■ **Problem**: Give the data below again, word for word.

■ **Extracted entries**:
********
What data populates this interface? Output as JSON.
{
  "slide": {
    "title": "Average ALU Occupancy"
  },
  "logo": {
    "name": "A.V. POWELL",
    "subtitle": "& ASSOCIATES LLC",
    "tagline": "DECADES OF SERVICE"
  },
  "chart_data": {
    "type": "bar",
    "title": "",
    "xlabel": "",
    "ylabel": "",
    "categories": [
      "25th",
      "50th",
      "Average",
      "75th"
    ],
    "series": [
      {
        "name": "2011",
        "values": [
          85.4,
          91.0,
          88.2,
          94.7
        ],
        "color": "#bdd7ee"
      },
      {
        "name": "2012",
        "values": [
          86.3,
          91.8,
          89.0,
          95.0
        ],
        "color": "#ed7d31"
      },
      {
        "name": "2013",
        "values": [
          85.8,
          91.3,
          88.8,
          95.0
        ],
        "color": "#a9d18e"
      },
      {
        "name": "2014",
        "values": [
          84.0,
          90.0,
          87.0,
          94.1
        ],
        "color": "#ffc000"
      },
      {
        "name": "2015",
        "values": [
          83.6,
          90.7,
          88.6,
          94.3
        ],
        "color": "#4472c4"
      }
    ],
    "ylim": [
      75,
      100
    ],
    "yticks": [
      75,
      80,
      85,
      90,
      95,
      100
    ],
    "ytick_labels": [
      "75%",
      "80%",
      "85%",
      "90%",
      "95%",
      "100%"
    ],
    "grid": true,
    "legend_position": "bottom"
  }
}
********
■ **Completed exercise**:
What data populates this interface? Output as JSON.
{
  "slide": {
    "title": "Average ALU Occupancy"
  },
  "logo": {
    "name": "A.V. POWELL",
    "subtitle": "& ASSOCIATES LLC",
    "tagline": "DECADES OF SERVICE"
  },
  "chart_data": {
    "type": "bar",
    "title": "",
    "xlabel": "",
    "ylabel": "",
    "categories": [
      "25th",
      "50th",
      "Average",
      "75th"
    ],
    "series": [
      {
        "name": "2011",
        "values": [
          85.4,
          91.0,
          88.2,
          94.7
        ],
        "color": "#bdd7ee"
      },
      {
        "name": "2012",
        "values": [
          86.3,
          91.8,
          89.0,
          95.0
        ],
        "color": "#ed7d31"
      },
      {
        "name": "2013",
        "values": [
          85.8,
          91.3,
          88.8,
          95.0
        ],
        "color": "#a9d18e"
      },
      {
        "name": "2014",
        "values": [
          84.0,
          90.0,
          87.0,
          94.1
        ],
        "color": "#ffc000"
      },
      {
        "name": "2015",
        "values": [
          83.6,
          90.7,
          88.6,
          94.3
        ],
        "color": "#4472c4"
      }
    ],
    "ylim": [
      75,
      100
    ],
    "yticks": [
      75,
      80,
      85,
      90,
      95,
      100
    ],
    "ytick_labels": [
      "75%",
      "80%",
      "85%",
      "90%",
      "95%",
      "100%"
    ],
    "grid": true,
    "legend_position": "bottom"
  }
}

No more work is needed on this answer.